— Task instructions —
Print out each entry below exactly, please.

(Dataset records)

[start]

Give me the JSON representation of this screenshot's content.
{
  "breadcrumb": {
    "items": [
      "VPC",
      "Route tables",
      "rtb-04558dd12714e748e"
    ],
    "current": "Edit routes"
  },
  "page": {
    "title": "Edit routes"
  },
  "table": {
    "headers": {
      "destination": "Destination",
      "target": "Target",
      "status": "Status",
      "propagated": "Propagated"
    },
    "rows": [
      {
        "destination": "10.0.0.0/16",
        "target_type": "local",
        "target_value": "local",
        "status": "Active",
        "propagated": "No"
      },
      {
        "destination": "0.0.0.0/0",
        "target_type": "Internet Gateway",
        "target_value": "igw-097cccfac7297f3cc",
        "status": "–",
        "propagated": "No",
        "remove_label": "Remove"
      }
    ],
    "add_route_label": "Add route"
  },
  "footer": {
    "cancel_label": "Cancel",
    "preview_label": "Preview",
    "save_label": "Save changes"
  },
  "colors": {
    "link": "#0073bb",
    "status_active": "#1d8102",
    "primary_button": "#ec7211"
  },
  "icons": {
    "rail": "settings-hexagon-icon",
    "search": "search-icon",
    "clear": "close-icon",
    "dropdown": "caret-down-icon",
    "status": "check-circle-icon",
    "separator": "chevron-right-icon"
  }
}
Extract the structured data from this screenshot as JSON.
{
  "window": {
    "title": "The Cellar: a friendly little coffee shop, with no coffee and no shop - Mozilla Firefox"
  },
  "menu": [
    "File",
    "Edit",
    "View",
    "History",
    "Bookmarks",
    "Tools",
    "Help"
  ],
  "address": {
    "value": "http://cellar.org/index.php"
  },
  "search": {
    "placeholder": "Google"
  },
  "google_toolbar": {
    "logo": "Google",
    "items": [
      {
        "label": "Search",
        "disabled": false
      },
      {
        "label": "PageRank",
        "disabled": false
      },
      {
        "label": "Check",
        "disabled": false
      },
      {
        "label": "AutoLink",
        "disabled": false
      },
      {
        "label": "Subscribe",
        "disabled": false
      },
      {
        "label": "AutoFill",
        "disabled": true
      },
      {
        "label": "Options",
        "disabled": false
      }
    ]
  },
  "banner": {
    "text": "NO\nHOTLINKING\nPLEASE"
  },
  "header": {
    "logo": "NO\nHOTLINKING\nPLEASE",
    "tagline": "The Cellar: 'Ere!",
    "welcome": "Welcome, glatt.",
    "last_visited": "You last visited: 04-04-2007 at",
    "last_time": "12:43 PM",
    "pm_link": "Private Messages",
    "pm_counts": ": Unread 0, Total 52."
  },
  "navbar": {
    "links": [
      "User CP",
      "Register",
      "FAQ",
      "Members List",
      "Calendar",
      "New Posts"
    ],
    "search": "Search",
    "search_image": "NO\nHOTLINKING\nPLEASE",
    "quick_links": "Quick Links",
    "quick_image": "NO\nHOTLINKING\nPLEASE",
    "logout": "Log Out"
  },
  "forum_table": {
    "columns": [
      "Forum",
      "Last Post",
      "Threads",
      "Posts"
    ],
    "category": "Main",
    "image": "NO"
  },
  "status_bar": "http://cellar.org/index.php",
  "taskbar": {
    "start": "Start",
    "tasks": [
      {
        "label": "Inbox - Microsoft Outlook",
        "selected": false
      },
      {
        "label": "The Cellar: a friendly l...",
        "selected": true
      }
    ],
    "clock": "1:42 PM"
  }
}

[end]

— Response to the exercise —
Give me the JSON representation of this screenshot's content.
{
  "breadcrumb": {
    "items": [
      "VPC",
      "Route tables",
      "rtb-04558dd12714e748e"
    ],
    "current": "Edit routes"
  },
  "page": {
    "title": "Edit routes"
  },
  "table": {
    "headers": {
      "destination": "Destination",
      "target": "Target",
      "status": "Status",
      "propagated": "Propagated"
    },
    "rows": [
      {
        "destination": "10.0.0.0/16",
        "target_type": "local",
        "target_value": "local",
        "status": "Active",
        "propagated": "No"
      },
      {
        "destination": "0.0.0.0/0",
        "target_type": "Internet Gateway",
        "target_value": "igw-097cccfac7297f3cc",
        "status": "–",
        "propagated": "No",
        "remove_label": "Remove"
      }
    ],
    "add_route_label": "Add route"
  },
  "footer": {
    "cancel_label": "Cancel",
    "preview_label": "Preview",
    "save_label": "Save changes"
  },
  "colors": {
    "link": "#0073bb",
    "status_active": "#1d8102",
    "primary_button": "#ec7211"
  },
  "icons": {
    "rail": "settings-hexagon-icon",
    "search": "search-icon",
    "clear": "close-icon",
    "dropdown": "caret-down-icon",
    "status": "check-circle-icon",
    "separator": "chevron-right-icon"
  }
}
Extract the structured data from this screenshot as JSON.
{
  "window": {
    "title": "The Cellar: a friendly little coffee shop, with no coffee and no shop - Mozilla Firefox"
  },
  "menu": [
    "File",
    "Edit",
    "View",
    "History",
    "Bookmarks",
    "Tools",
    "Help"
  ],
  "address": {
    "value": "http://cellar.org/index.php"
  },
  "search": {
    "placeholder": "Google"
  },
  "google_toolbar": {
    "logo": "Google",
    "items": [
      {
        "label": "Search",
        "disabled": false
      },
      {
        "label": "PageRank",
        "disabled": false
      },
      {
        "label": "Check",
        "disabled": false
      },
      {
        "label": "AutoLink",
        "disabled": false
      },
      {
        "label": "Subscribe",
        "disabled": false
      },
      {
        "label": "AutoFill",
        "disabled": true
      },
      {
        "label": "Options",
        "disabled": false
      }
    ]
  },
  "banner": {
    "text": "NO\nHOTLINKING\nPLEASE"
  },
  "header": {
    "logo": "NO\nHOTLINKING\nPLEASE",
    "tagline": "The Cellar: 'Ere!",
    "welcome": "Welcome, glatt.",
    "last_visited": "You last visited: 04-04-2007 at",
    "last_time": "12:43 PM",
    "pm_link": "Private Messages",
    "pm_counts": ": Unread 0, Total 52."
  },
  "navbar": {
    "links": [
      "User CP",
      "Register",
      "FAQ",
      "Members List",
      "Calendar",
      "New Posts"
    ],
    "search": "Search",
    "search_image": "NO\nHOTLINKING\nPLEASE",
    "quick_links": "Quick Links",
    "quick_image": "NO\nHOTLINKING\nPLEASE",
    "logout": "Log Out"
  },
  "forum_table": {
    "columns": [
      "Forum",
      "Last Post",
      "Threads",
      "Posts"
    ],
    "category": "Main",
    "image": "NO"
  },
  "status_bar": "http://cellar.org/index.php",
  "taskbar": {
    "start": "Start",
    "tasks": [
      {
        "label": "Inbox - Microsoft Outlook",
        "selected": false
      },
      {
        "label": "The Cellar: a friendly l...",
        "selected": true
      }
    ],
    "clock": "1:42 PM"
  }
}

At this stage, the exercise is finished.